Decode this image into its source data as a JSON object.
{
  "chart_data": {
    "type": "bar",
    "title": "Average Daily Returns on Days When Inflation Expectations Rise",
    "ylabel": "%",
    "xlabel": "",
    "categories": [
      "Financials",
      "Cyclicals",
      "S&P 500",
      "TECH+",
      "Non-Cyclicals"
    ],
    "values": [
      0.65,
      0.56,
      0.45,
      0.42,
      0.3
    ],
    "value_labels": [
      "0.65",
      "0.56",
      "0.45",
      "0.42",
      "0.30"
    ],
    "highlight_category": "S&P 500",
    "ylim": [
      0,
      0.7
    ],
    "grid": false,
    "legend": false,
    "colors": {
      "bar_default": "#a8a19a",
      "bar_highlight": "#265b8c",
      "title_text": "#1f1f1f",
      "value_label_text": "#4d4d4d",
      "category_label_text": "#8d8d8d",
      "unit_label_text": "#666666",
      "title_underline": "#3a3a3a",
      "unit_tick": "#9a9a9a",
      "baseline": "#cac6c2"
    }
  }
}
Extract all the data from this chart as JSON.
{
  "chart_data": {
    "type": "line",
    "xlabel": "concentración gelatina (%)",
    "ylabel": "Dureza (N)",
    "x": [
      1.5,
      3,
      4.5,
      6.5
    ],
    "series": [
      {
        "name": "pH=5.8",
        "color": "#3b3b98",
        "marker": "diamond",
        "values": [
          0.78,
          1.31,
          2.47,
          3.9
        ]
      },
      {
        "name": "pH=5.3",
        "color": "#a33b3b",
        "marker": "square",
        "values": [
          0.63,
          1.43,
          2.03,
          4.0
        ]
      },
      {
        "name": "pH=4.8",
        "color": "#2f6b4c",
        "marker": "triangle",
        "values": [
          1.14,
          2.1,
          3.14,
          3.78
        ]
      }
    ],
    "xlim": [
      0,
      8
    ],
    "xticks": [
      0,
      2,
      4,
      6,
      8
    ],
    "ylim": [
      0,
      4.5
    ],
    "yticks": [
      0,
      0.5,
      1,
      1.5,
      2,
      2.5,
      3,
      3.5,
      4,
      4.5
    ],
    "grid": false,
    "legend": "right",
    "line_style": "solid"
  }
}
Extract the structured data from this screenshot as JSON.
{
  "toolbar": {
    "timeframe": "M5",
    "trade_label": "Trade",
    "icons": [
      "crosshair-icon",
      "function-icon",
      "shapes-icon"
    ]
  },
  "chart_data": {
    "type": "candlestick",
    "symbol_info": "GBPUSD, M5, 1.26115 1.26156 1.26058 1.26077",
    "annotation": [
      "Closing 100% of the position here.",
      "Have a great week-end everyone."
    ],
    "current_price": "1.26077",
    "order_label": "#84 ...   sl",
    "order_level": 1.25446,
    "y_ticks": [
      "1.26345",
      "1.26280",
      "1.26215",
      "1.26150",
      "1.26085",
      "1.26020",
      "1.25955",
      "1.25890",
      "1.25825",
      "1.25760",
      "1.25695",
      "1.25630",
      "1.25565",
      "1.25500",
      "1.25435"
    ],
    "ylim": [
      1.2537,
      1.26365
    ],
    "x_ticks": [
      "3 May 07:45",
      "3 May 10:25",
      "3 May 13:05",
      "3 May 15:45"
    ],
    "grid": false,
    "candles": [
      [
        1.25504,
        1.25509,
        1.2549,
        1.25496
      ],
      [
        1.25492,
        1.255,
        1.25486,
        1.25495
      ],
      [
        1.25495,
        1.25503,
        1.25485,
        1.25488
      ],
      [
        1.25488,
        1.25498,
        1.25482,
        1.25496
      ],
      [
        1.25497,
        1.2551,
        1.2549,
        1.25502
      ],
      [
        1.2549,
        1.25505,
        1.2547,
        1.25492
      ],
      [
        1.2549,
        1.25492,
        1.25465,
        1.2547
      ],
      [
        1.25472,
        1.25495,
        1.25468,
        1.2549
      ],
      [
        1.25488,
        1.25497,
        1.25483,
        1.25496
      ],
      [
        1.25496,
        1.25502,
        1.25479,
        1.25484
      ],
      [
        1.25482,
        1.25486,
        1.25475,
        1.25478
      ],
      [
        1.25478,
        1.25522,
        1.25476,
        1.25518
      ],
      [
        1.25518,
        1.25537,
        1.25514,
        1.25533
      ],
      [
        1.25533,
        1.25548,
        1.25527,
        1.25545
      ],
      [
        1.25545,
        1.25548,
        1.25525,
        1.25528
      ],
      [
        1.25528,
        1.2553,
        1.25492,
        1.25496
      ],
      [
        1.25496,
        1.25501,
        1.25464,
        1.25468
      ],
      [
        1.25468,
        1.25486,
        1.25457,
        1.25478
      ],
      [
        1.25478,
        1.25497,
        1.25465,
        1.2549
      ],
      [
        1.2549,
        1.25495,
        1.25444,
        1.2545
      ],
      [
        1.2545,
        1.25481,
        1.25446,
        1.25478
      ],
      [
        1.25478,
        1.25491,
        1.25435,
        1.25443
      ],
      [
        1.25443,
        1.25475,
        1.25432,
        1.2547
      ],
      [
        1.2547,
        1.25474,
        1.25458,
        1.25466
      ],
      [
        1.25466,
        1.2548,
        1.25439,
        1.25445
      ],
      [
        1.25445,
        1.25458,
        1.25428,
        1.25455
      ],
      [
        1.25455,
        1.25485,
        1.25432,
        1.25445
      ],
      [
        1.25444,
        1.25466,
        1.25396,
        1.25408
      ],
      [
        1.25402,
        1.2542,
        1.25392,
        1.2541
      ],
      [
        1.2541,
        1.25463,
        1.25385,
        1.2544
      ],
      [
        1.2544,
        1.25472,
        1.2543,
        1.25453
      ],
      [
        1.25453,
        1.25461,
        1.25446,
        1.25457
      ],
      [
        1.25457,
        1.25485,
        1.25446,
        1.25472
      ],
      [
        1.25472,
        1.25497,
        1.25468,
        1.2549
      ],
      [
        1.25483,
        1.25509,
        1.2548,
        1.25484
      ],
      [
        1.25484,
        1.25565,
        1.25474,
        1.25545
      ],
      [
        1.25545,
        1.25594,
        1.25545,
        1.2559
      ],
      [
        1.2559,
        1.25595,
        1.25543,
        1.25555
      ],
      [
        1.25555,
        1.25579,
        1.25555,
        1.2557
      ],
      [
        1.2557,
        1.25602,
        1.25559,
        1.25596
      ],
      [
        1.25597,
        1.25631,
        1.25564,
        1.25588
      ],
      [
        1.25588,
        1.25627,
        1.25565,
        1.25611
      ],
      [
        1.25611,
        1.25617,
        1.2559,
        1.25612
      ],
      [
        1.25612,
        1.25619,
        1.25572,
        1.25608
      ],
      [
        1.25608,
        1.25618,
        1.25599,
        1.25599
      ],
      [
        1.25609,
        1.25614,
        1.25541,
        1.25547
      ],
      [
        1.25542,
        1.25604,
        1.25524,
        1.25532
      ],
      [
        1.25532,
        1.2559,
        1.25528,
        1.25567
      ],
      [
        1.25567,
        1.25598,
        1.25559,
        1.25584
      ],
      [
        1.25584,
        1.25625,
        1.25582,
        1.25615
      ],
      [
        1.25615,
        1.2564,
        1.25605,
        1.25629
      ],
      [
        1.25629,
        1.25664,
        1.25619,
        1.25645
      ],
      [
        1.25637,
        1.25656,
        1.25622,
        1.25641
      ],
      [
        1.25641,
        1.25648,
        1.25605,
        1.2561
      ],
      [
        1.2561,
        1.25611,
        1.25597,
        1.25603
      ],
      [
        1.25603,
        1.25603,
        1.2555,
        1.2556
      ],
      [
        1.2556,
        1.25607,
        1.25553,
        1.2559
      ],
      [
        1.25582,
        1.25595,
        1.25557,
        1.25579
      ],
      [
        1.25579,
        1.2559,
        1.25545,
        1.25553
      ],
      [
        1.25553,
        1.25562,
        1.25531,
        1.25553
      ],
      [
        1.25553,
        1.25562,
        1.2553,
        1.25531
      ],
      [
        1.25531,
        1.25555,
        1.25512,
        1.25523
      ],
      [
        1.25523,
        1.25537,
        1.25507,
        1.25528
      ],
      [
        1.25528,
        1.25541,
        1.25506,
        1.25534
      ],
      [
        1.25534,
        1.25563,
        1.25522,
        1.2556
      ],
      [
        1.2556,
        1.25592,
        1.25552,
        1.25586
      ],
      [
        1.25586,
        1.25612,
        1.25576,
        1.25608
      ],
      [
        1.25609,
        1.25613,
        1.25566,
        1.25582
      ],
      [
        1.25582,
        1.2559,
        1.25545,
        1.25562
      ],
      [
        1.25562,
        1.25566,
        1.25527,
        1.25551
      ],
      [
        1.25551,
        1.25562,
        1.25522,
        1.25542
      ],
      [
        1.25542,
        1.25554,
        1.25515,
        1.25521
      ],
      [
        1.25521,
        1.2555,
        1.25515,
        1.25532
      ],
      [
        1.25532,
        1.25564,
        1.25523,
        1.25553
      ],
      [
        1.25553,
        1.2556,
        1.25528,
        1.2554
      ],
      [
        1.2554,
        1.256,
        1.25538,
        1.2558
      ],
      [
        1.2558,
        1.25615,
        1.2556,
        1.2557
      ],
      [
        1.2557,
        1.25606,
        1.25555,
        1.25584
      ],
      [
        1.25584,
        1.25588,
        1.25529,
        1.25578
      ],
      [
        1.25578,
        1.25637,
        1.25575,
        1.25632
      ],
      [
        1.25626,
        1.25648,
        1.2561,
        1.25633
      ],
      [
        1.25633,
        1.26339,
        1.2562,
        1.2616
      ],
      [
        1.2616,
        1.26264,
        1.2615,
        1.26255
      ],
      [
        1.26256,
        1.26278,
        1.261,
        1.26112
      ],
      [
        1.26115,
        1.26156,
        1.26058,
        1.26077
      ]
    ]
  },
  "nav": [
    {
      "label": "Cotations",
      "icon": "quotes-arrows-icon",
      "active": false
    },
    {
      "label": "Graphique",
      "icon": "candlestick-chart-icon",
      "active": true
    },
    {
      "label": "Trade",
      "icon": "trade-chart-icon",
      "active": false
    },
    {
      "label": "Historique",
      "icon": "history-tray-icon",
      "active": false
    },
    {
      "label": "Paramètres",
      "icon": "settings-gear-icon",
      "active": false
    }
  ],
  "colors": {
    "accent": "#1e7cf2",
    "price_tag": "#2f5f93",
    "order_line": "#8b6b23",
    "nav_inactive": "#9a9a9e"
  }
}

◆ Short problem ◆
Set out every line from the material that contains the string "JSON".

◆ Response below ◆
Decode this image into its source data as a JSON object.
Extract all the data from this chart as JSON.
Extract the structured data from this screenshot as JSON.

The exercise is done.